GIVEN PROBLEM.
Every line of the material below must be repeated exactly.

GIVEN INFORMATION start

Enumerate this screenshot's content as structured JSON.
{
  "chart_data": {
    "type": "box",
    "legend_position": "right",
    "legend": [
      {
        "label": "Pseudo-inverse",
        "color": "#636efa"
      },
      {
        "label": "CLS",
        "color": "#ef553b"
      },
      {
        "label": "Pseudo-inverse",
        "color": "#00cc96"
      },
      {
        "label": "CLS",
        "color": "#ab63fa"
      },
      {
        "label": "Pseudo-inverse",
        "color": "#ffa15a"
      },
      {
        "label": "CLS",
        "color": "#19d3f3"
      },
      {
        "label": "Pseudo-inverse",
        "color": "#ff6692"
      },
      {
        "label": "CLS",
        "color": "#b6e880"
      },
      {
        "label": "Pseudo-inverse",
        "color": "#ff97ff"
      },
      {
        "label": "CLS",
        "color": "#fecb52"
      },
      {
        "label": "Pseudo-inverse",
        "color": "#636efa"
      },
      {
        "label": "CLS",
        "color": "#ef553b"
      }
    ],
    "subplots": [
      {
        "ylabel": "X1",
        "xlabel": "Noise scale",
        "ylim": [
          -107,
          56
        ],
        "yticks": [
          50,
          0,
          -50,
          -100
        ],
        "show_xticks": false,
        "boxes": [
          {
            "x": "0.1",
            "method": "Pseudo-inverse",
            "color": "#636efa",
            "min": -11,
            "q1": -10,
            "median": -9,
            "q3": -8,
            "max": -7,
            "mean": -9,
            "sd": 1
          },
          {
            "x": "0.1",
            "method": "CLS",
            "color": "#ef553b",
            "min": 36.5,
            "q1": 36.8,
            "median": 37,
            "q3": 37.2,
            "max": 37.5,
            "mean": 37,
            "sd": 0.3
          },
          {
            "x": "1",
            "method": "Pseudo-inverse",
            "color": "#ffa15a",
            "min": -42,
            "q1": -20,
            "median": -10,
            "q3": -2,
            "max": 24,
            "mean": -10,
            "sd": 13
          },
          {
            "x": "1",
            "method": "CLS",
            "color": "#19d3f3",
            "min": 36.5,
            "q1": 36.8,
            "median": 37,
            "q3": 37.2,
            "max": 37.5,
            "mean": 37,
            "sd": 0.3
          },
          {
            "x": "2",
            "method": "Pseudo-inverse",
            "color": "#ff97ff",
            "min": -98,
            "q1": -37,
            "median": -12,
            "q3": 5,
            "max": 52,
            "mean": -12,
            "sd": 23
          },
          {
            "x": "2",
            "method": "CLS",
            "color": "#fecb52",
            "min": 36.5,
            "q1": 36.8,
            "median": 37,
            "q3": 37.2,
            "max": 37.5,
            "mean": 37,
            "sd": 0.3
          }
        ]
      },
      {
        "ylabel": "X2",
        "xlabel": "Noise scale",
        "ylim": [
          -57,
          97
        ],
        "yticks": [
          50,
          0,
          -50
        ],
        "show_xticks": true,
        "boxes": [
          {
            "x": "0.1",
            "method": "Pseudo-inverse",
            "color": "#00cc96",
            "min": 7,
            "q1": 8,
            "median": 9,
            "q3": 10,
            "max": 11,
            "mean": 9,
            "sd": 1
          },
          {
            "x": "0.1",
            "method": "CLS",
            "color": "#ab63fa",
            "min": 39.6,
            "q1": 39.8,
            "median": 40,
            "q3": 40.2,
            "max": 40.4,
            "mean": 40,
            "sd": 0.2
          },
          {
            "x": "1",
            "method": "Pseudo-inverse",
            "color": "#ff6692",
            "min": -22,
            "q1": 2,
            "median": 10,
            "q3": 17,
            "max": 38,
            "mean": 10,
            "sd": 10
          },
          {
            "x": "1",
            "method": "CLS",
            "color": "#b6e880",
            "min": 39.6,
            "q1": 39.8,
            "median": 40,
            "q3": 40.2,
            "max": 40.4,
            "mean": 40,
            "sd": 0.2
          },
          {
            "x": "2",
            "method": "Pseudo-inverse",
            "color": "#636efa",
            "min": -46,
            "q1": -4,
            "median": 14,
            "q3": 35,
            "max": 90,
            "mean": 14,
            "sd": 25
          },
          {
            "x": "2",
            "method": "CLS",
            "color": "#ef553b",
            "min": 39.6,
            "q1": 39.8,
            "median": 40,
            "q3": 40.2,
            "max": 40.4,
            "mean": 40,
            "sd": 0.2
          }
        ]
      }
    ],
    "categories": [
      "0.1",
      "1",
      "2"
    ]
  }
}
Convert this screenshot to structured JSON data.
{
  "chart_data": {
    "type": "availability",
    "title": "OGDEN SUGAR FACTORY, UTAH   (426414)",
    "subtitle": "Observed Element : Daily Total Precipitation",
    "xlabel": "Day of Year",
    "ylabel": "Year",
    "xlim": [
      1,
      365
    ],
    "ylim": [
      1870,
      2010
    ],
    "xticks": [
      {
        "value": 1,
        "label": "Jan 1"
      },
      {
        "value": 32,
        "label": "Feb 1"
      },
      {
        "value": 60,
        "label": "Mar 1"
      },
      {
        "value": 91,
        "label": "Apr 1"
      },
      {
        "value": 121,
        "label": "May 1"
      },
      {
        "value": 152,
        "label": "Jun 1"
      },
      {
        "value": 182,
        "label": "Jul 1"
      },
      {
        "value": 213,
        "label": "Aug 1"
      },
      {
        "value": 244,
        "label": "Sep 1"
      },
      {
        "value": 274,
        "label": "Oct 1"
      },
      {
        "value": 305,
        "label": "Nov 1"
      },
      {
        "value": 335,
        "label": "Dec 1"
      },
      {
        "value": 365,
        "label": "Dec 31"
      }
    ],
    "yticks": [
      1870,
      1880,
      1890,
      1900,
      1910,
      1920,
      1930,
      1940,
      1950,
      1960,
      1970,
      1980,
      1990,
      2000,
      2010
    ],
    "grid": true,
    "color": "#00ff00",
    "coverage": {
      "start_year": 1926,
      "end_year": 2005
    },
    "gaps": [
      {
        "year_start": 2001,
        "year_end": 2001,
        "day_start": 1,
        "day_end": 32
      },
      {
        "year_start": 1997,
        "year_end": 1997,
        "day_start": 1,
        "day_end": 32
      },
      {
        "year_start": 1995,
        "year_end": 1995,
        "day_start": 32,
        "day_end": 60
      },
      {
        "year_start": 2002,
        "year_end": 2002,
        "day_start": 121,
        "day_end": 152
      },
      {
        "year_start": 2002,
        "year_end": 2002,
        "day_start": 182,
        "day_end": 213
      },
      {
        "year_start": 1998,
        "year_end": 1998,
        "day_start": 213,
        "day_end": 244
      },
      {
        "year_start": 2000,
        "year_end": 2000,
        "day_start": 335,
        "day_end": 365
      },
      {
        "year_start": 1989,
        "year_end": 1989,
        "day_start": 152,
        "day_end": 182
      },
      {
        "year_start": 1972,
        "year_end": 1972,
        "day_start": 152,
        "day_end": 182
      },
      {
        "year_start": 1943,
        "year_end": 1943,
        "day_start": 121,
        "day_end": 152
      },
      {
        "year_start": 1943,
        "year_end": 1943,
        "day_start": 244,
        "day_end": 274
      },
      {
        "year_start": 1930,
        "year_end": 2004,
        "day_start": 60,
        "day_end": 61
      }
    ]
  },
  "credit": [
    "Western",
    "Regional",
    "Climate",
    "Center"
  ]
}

GIVEN INFORMATION end

RESULT OF THIS EXERCISE.
Enumerate this screenshot's content as structured JSON.
{
  "chart_data": {
    "type": "box",
    "legend_position": "right",
    "legend": [
      {
        "label": "Pseudo-inverse",
        "color": "#636efa"
      },
      {
        "label": "CLS",
        "color": "#ef553b"
      },
      {
        "label": "Pseudo-inverse",
        "color": "#00cc96"
      },
      {
        "label": "CLS",
        "color": "#ab63fa"
      },
      {
        "label": "Pseudo-inverse",
        "color": "#ffa15a"
      },
      {
        "label": "CLS",
        "color": "#19d3f3"
      },
      {
        "label": "Pseudo-inverse",
        "color": "#ff6692"
      },
      {
        "label": "CLS",
        "color": "#b6e880"
      },
      {
        "label": "Pseudo-inverse",
        "color": "#ff97ff"
      },
      {
        "label": "CLS",
        "color": "#fecb52"
      },
      {
        "label": "Pseudo-inverse",
        "color": "#636efa"
      },
      {
        "label": "CLS",
        "color": "#ef553b"
      }
    ],
    "subplots": [
      {
        "ylabel": "X1",
        "xlabel": "Noise scale",
        "ylim": [
          -107,
          56
        ],
        "yticks": [
          50,
          0,
          -50,
          -100
        ],
        "show_xticks": false,
        "boxes": [
          {
            "x": "0.1",
            "method": "Pseudo-inverse",
            "color": "#636efa",
            "min": -11,
            "q1": -10,
            "median": -9,
            "q3": -8,
            "max": -7,
            "mean": -9,
            "sd": 1
          },
          {
            "x": "0.1",
            "method": "CLS",
            "color": "#ef553b",
            "min": 36.5,
            "q1": 36.8,
            "median": 37,
            "q3": 37.2,
            "max": 37.5,
            "mean": 37,
            "sd": 0.3
          },
          {
            "x": "1",
            "method": "Pseudo-inverse",
            "color": "#ffa15a",
            "min": -42,
            "q1": -20,
            "median": -10,
            "q3": -2,
            "max": 24,
            "mean": -10,
            "sd": 13
          },
          {
            "x": "1",
            "method": "CLS",
            "color": "#19d3f3",
            "min": 36.5,
            "q1": 36.8,
            "median": 37,
            "q3": 37.2,
            "max": 37.5,
            "mean": 37,
            "sd": 0.3
          },
          {
            "x": "2",
            "method": "Pseudo-inverse",
            "color": "#ff97ff",
            "min": -98,
            "q1": -37,
            "median": -12,
            "q3": 5,
            "max": 52,
            "mean": -12,
            "sd": 23
          },
          {
            "x": "2",
            "method": "CLS",
            "color": "#fecb52",
            "min": 36.5,
            "q1": 36.8,
            "median": 37,
            "q3": 37.2,
            "max": 37.5,
            "mean": 37,
            "sd": 0.3
          }
        ]
      },
      {
        "ylabel": "X2",
        "xlabel": "Noise scale",
        "ylim": [
          -57,
          97
        ],
        "yticks": [
          50,
          0,
          -50
        ],
        "show_xticks": true,
        "boxes": [
          {
            "x": "0.1",
            "method": "Pseudo-inverse",
            "color": "#00cc96",
            "min": 7,
            "q1": 8,
            "median": 9,
            "q3": 10,
            "max": 11,
            "mean": 9,
            "sd": 1
          },
          {
            "x": "0.1",
            "method": "CLS",
            "color": "#ab63fa",
            "min": 39.6,
            "q1": 39.8,
            "median": 40,
            "q3": 40.2,
            "max": 40.4,
            "mean": 40,
            "sd": 0.2
          },
          {
            "x": "1",
            "method": "Pseudo-inverse",
            "color": "#ff6692",
            "min": -22,
            "q1": 2,
            "median": 10,
            "q3": 17,
            "max": 38,
            "mean": 10,
            "sd": 10
          },
          {
            "x": "1",
            "method": "CLS",
            "color": "#b6e880",
            "min": 39.6,
            "q1": 39.8,
            "median": 40,
            "q3": 40.2,
            "max": 40.4,
            "mean": 40,
            "sd": 0.2
          },
          {
            "x": "2",
            "method": "Pseudo-inverse",
            "color": "#636efa",
            "min": -46,
            "q1": -4,
            "median": 14,
            "q3": 35,
            "max": 90,
            "mean": 14,
            "sd": 25
          },
          {
            "x": "2",
            "method": "CLS",
            "color": "#ef553b",
            "min": 39.6,
            "q1": 39.8,
            "median": 40,
            "q3": 40.2,
            "max": 40.4,
            "mean": 40,
            "sd": 0.2
          }
        ]
      }
    ],
    "categories": [
      "0.1",
      "1",
      "2"
    ]
  }
}
Convert this screenshot to structured JSON data.
{
  "chart_data": {
    "type": "availability",
    "title": "OGDEN SUGAR FACTORY, UTAH   (426414)",
    "subtitle": "Observed Element : Daily Total Precipitation",
    "xlabel": "Day of Year",
    "ylabel": "Year",
    "xlim": [
      1,
      365
    ],
    "ylim": [
      1870,
      2010
    ],
    "xticks": [
      {
        "value": 1,
        "label": "Jan 1"
      },
      {
        "value": 32,
        "label": "Feb 1"
      },
      {
        "value": 60,
        "label": "Mar 1"
      },
      {
        "value": 91,
        "label": "Apr 1"
      },
      {
        "value": 121,
        "label": "May 1"
      },
      {
        "value": 152,
        "label": "Jun 1"
      },
      {
        "value": 182,
        "label": "Jul 1"
      },
      {
        "value": 213,
        "label": "Aug 1"
      },
      {
        "value": 244,
        "label": "Sep 1"
      },
      {
        "value": 274,
        "label": "Oct 1"
      },
      {
        "value": 305,
        "label": "Nov 1"
      },
      {
        "value": 335,
        "label": "Dec 1"
      },
      {
        "value": 365,
        "label": "Dec 31"
      }
    ],
    "yticks": [
      1870,
      1880,
      1890,
      1900,
      1910,
      1920,
      1930,
      1940,
      1950,
      1960,
      1970,
      1980,
      1990,
      2000,
      2010
    ],
    "grid": true,
    "color": "#00ff00",
    "coverage": {
      "start_year": 1926,
      "end_year": 2005
    },
    "gaps": [
      {
        "year_start": 2001,
        "year_end": 2001,
        "day_start": 1,
        "day_end": 32
      },
      {
        "year_start": 1997,
        "year_end": 1997,
        "day_start": 1,
        "day_end": 32
      },
      {
        "year_start": 1995,
        "year_end": 1995,
        "day_start": 32,
        "day_end": 60
      },
      {
        "year_start": 2002,
        "year_end": 2002,
        "day_start": 121,
        "day_end": 152
      },
      {
        "year_start": 2002,
        "year_end": 2002,
        "day_start": 182,
        "day_end": 213
      },
      {
        "year_start": 1998,
        "year_end": 1998,
        "day_start": 213,
        "day_end": 244
      },
      {
        "year_start": 2000,
        "year_end": 2000,
        "day_start": 335,
        "day_end": 365
      },
      {
        "year_start": 1989,
        "year_end": 1989,
        "day_start": 152,
        "day_end": 182
      },
      {
        "year_start": 1972,
        "year_end": 1972,
        "day_start": 152,
        "day_end": 182
      },
      {
        "year_start": 1943,
        "year_end": 1943,
        "day_start": 121,
        "day_end": 152
      },
      {
        "year_start": 1943,
        "year_end": 1943,
        "day_start": 244,
        "day_end": 274
      },
      {
        "year_start": 1930,
        "year_end": 2004,
        "day_start": 60,
        "day_end": 61
      }
    ]
  },
  "credit": [
    "Western",
    "Regional",
    "Climate",
    "Center"
  ]
}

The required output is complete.